Written problem
Search the material for "Мира" and show all lines that contain it.

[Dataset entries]
## start
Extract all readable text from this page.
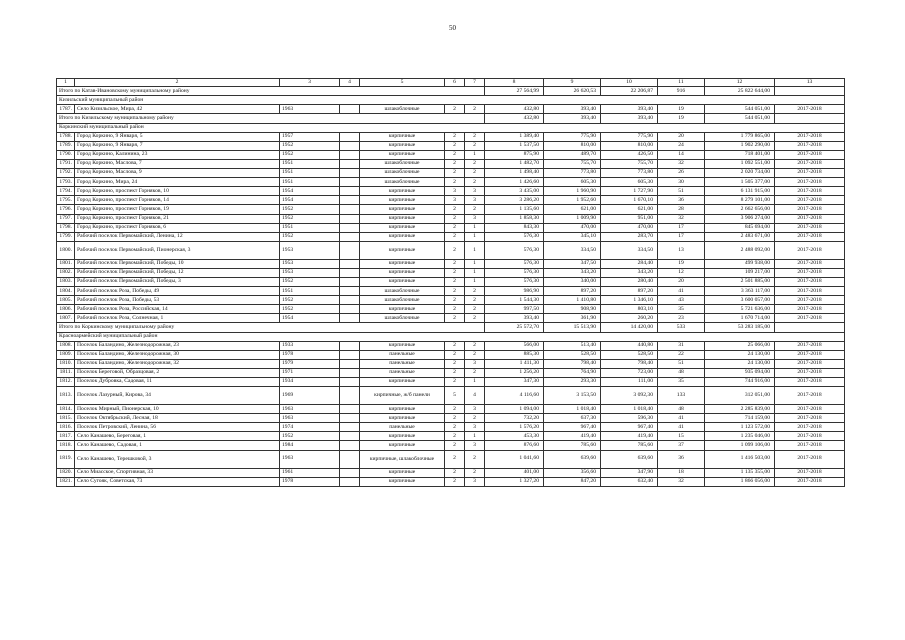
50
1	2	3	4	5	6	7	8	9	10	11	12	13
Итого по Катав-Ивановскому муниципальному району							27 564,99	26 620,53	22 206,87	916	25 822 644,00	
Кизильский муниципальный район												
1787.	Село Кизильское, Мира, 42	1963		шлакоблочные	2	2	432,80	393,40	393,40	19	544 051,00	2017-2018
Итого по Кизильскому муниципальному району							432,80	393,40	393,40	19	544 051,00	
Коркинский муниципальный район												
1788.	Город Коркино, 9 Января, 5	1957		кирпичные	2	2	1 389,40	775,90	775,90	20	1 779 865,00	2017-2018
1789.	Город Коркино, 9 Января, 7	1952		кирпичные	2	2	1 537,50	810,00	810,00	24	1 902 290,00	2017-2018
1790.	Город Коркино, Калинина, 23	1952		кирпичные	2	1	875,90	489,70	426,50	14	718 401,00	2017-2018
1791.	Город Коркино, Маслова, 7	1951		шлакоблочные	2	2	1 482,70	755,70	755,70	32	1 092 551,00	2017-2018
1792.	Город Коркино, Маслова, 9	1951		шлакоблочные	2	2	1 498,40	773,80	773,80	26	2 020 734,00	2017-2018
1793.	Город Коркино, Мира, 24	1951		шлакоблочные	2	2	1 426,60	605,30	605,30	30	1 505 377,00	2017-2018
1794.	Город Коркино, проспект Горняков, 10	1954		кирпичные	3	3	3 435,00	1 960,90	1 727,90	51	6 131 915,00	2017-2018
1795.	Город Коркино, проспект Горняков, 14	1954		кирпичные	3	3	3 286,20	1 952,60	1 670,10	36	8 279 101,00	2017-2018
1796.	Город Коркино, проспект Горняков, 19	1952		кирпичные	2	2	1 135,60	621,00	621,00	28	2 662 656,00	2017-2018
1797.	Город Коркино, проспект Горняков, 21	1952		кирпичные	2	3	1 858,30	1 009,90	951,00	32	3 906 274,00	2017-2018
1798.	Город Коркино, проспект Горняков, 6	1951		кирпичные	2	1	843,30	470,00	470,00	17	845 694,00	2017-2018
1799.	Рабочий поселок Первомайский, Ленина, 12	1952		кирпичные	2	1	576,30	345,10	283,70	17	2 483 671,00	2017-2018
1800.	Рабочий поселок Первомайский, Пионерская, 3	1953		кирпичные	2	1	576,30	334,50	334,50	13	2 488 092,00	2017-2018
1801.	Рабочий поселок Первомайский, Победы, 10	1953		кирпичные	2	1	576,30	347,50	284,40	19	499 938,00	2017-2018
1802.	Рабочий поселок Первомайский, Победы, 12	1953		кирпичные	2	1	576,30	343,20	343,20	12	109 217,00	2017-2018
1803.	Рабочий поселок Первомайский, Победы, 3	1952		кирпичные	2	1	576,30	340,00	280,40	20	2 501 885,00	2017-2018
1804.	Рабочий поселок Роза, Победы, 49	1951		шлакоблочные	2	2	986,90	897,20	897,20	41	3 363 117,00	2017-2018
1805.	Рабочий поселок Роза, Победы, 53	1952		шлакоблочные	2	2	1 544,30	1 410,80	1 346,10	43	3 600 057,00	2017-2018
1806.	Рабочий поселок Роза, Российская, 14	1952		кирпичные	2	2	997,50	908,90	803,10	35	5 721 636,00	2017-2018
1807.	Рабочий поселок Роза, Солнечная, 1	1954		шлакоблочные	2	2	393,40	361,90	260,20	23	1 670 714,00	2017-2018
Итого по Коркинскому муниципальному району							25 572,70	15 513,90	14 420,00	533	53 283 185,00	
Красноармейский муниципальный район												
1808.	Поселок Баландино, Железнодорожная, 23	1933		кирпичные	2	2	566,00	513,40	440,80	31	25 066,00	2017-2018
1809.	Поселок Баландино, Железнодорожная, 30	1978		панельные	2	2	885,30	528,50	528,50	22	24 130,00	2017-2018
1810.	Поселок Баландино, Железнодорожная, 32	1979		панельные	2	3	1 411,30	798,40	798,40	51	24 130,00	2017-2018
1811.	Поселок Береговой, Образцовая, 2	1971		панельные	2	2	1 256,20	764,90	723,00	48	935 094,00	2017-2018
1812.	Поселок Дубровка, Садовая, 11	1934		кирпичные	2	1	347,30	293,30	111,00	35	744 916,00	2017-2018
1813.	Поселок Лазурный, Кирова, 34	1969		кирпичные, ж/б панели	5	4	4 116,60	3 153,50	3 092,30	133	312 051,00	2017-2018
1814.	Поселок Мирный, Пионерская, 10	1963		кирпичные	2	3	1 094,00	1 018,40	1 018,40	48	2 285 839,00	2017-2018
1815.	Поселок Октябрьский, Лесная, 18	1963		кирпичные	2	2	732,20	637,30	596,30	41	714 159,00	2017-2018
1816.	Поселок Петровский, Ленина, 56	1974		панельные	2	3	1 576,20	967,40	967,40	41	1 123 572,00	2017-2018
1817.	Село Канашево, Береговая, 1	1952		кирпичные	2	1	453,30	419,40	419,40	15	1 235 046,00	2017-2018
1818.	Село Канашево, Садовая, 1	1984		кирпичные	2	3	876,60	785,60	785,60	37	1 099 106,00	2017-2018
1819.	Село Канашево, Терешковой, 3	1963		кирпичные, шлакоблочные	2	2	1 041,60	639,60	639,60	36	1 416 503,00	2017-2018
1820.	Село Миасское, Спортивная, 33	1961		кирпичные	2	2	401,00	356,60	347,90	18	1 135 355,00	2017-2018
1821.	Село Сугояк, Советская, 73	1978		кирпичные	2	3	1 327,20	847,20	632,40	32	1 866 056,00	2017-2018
## end
Exercise output
1787.	Село Кизильское, Мира, 42	1963		шлакоблочные	2	2	432,80	393,40	393,40	19	544 051,00	2017-2018
1793.	Город Коркино, Мира, 24	1951		шлакоблочные	2	2	1 426,60	605,30	605,30	30	1 505 377,00	2017-2018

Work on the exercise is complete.